(Stored records)
::::::::::
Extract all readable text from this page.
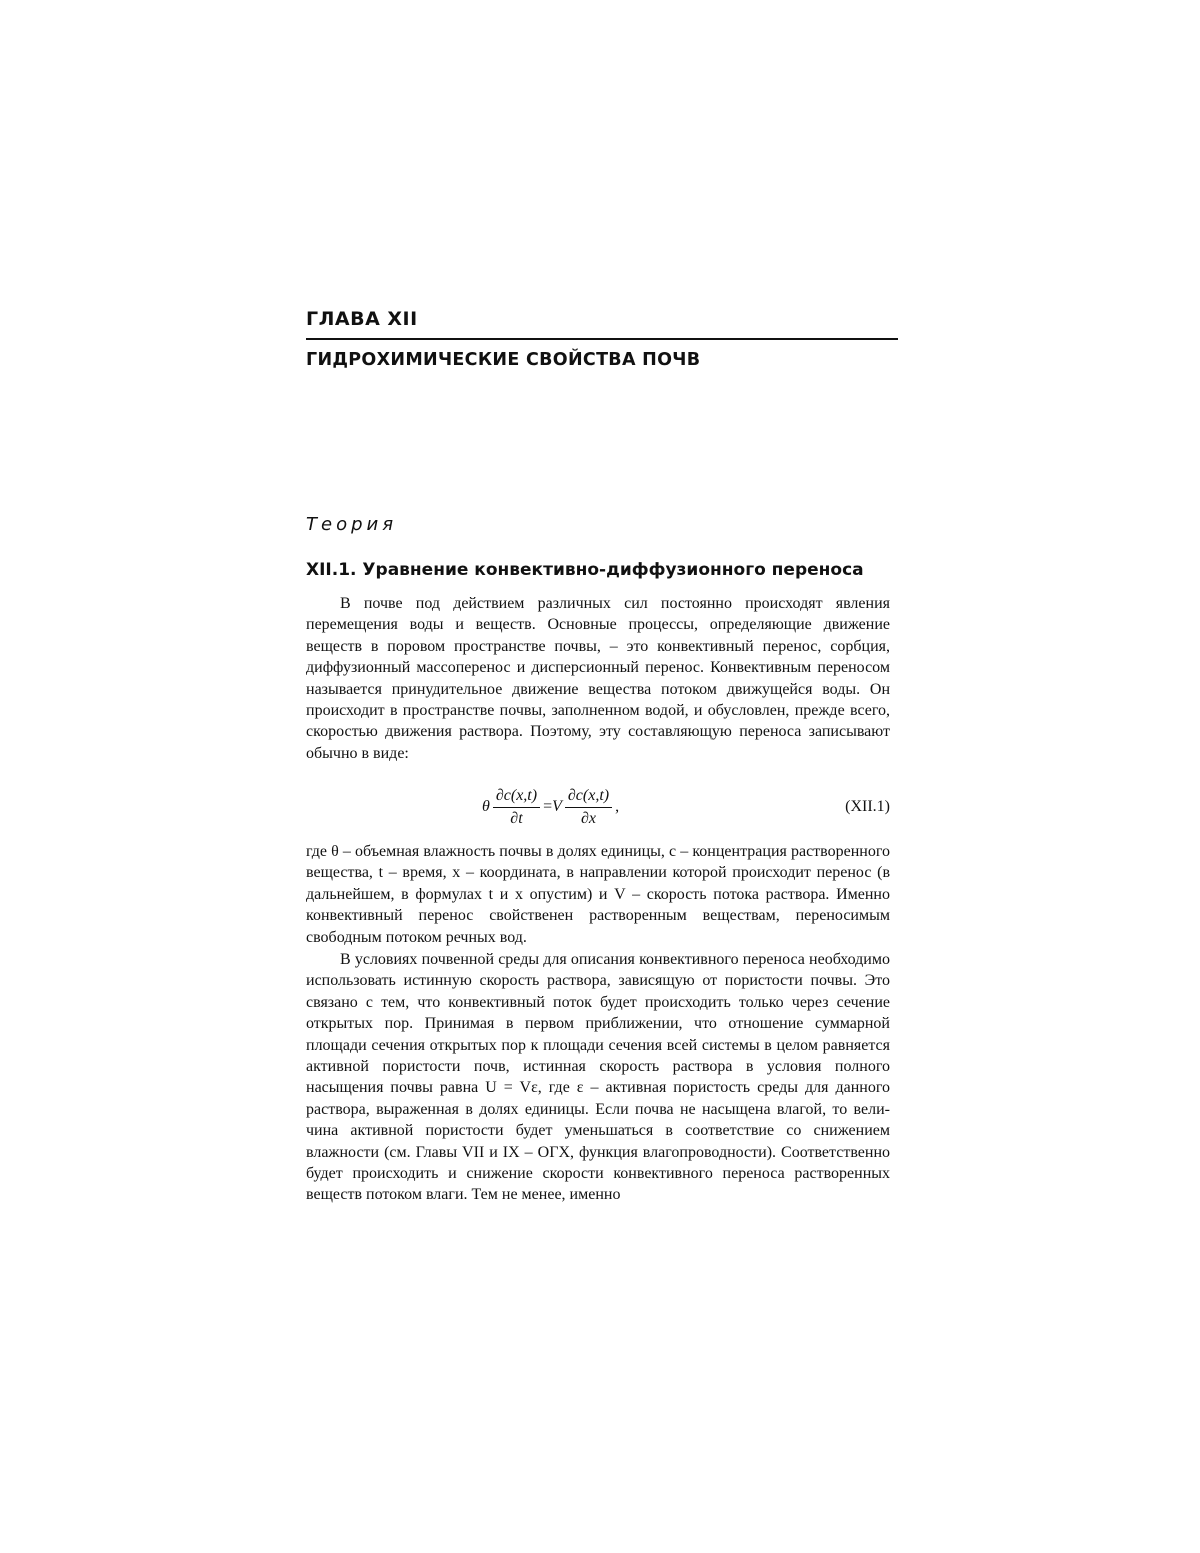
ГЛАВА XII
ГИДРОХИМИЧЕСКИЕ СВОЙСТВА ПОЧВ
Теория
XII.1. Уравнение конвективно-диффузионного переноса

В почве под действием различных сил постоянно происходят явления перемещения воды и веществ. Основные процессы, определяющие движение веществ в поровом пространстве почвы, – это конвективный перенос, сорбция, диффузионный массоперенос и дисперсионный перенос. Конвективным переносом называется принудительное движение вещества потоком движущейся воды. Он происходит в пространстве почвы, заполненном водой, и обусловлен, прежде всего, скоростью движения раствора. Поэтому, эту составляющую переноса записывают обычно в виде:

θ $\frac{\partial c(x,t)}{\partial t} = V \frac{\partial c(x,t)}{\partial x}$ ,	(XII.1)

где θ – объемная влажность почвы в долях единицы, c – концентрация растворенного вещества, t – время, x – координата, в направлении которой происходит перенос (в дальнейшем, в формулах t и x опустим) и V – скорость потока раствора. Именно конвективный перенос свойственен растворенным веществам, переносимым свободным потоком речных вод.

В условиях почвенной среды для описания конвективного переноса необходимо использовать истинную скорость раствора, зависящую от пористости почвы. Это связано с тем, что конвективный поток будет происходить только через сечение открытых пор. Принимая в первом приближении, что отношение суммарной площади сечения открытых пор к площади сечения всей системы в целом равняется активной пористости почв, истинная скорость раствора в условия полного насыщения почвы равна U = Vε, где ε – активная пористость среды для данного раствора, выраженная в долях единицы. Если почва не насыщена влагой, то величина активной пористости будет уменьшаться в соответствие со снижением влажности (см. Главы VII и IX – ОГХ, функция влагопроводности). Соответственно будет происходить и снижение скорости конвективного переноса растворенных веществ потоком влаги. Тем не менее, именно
::::::::::
▶ **Given exercise**: Set each line of the records down exactly, leaving every picture out.

▶ **Result of this task**:
Extract all readable text from this page.
ГЛАВА XII
ГИДРОХИМИЧЕСКИЕ СВОЙСТВА ПОЧВ
Теория
XII.1. Уравнение конвективно-диффузионного переноса

В почве под действием различных сил постоянно происходят явления перемещения воды и веществ. Основные процессы, определяющие движение веществ в поровом пространстве почвы, – это конвективный перенос, сорбция, диффузионный массоперенос и дисперсионный перенос. Конвективным переносом называется принудительное движение вещества потоком движущейся воды. Он происходит в пространстве почвы, заполненном водой, и обусловлен, прежде всего, скоростью движения раствора. Поэтому, эту составляющую переноса записывают обычно в виде:

θ $\frac{\partial c(x,t)}{\partial t} = V \frac{\partial c(x,t)}{\partial x}$ ,	(XII.1)

где θ – объемная влажность почвы в долях единицы, c – концентрация растворенного вещества, t – время, x – координата, в направлении которой происходит перенос (в дальнейшем, в формулах t и x опустим) и V – скорость потока раствора. Именно конвективный перенос свойственен растворенным веществам, переносимым свободным потоком речных вод.

В условиях почвенной среды для описания конвективного переноса необходимо использовать истинную скорость раствора, зависящую от пористости почвы. Это связано с тем, что конвективный поток будет происходить только через сечение открытых пор. Принимая в первом приближении, что отношение суммарной площади сечения открытых пор к площади сечения всей системы в целом равняется активной пористости почв, истинная скорость раствора в условия полного насыщения почвы равна U = Vε, где ε – активная пористость среды для данного раствора, выраженная в долях единицы. Если почва не насыщена влагой, то величина активной пористости будет уменьшаться в соответствие со снижением влажности (см. Главы VII и IX – ОГХ, функция влагопроводности). Соответственно будет происходить и снижение скорости конвективного переноса растворенных веществ потоком влаги. Тем не менее, именно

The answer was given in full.